━━━ Available data ━━━

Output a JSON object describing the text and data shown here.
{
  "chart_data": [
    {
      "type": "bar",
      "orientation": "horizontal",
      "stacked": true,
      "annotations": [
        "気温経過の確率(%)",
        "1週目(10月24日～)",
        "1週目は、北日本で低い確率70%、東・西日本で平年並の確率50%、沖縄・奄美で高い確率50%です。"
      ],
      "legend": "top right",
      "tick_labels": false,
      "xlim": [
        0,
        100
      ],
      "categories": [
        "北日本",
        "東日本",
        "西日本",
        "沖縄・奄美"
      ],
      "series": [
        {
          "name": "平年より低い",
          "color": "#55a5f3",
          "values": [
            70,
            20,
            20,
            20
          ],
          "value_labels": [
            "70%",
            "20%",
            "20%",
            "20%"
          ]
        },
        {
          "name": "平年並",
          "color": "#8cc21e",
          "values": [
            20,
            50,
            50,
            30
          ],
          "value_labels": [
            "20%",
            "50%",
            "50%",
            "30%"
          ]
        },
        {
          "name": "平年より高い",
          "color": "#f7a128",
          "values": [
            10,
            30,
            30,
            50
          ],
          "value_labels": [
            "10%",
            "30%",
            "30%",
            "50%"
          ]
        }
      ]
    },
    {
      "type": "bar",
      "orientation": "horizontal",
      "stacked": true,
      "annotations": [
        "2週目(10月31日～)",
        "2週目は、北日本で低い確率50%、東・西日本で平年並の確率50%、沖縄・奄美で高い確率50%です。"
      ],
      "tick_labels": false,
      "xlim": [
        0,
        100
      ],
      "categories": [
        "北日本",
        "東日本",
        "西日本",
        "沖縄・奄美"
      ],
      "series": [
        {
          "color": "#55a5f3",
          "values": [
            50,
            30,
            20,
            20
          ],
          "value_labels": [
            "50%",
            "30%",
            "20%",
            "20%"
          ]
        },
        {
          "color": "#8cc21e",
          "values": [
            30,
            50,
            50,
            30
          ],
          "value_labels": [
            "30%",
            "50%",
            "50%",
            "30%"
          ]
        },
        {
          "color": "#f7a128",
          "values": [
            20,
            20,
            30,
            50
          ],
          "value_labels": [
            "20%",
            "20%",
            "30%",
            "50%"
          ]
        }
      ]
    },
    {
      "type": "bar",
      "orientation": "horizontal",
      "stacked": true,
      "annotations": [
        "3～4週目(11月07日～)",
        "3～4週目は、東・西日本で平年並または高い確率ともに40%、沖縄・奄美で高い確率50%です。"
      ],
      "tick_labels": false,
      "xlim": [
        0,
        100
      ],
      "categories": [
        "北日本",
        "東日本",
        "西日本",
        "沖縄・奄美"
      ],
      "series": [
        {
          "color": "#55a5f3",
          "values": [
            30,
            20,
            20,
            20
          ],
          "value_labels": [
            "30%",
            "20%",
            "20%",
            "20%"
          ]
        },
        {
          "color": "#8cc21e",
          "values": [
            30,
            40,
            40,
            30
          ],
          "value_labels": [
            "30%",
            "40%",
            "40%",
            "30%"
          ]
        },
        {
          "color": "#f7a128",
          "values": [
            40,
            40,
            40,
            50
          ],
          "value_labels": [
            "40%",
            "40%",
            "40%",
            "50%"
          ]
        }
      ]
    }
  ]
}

━━━
━━━ Available data ━━━

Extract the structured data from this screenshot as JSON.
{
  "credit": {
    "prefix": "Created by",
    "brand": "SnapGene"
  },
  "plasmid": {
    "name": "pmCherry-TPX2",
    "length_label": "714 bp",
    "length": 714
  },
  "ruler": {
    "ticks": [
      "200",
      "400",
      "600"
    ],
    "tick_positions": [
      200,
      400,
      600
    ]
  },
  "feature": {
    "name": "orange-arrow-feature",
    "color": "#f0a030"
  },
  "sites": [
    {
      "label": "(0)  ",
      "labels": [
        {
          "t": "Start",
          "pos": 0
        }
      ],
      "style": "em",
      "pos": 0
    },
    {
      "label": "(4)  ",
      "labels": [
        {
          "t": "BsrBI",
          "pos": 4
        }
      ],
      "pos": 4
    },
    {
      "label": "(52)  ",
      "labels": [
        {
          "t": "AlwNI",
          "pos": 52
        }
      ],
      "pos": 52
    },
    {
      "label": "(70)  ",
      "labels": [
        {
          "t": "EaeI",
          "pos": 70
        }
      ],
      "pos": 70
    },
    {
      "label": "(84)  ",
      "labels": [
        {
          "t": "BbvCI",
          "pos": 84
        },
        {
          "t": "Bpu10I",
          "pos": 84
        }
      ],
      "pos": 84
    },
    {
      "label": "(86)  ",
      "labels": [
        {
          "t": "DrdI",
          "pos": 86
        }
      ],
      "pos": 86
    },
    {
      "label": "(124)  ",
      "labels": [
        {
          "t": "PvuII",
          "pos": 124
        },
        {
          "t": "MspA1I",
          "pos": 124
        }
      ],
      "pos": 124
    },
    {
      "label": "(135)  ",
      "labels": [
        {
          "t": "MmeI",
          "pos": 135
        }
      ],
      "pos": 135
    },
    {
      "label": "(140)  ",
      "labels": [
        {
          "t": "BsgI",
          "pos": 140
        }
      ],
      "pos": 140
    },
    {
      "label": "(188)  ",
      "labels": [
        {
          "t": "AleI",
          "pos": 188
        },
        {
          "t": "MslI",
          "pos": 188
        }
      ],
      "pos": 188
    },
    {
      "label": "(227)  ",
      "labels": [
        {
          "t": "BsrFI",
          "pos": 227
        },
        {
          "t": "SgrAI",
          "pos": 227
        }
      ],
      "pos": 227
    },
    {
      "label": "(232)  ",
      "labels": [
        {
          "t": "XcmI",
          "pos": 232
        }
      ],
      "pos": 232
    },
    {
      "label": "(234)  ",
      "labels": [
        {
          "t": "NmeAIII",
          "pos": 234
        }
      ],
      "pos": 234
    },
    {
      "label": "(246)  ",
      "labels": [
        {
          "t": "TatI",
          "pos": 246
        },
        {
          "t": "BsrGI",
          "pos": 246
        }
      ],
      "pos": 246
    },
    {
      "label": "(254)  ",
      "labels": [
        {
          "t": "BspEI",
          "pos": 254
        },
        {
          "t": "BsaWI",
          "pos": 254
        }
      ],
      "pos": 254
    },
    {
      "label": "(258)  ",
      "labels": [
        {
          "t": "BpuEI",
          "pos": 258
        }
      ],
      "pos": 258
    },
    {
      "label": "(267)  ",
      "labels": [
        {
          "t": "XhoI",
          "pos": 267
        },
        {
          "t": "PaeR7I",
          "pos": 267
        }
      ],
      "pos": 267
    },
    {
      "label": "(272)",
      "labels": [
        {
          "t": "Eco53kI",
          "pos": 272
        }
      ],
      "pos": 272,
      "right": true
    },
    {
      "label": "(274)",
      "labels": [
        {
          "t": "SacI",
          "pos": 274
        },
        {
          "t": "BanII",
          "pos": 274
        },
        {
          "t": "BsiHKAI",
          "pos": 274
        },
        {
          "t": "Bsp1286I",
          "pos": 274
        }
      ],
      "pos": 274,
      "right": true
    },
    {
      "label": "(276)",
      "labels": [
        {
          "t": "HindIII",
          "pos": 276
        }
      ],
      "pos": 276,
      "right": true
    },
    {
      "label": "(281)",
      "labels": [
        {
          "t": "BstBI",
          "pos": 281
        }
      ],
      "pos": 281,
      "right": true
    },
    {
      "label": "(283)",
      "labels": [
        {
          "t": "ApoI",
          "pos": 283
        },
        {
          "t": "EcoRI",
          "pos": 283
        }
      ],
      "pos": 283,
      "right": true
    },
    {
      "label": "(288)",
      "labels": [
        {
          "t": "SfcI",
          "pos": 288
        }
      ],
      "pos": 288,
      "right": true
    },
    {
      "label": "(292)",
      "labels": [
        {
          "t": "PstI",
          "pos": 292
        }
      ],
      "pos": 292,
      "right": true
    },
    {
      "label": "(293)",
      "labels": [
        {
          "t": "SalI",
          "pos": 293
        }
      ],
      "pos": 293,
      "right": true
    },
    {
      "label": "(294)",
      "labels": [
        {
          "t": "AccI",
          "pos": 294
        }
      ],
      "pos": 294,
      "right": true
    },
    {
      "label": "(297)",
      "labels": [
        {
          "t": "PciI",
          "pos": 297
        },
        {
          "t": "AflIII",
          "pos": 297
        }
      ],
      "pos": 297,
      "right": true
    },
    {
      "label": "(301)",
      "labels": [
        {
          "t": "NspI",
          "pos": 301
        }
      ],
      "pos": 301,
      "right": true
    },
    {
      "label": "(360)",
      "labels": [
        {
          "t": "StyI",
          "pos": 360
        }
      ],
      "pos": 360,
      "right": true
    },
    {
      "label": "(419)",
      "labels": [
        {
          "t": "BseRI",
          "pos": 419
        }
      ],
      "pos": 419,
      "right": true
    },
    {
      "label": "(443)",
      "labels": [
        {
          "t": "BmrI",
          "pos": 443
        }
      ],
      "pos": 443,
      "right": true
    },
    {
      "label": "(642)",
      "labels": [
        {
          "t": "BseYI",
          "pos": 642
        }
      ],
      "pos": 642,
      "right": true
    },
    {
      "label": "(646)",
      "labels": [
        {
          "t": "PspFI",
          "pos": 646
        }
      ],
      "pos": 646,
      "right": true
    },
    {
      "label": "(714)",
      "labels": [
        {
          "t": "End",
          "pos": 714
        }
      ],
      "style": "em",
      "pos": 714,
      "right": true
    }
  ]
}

━━━

Look above for every line with the word "JSON" and copy it.

• Solution
Output a JSON object describing the text and data shown here.
Extract the structured data from this screenshot as JSON.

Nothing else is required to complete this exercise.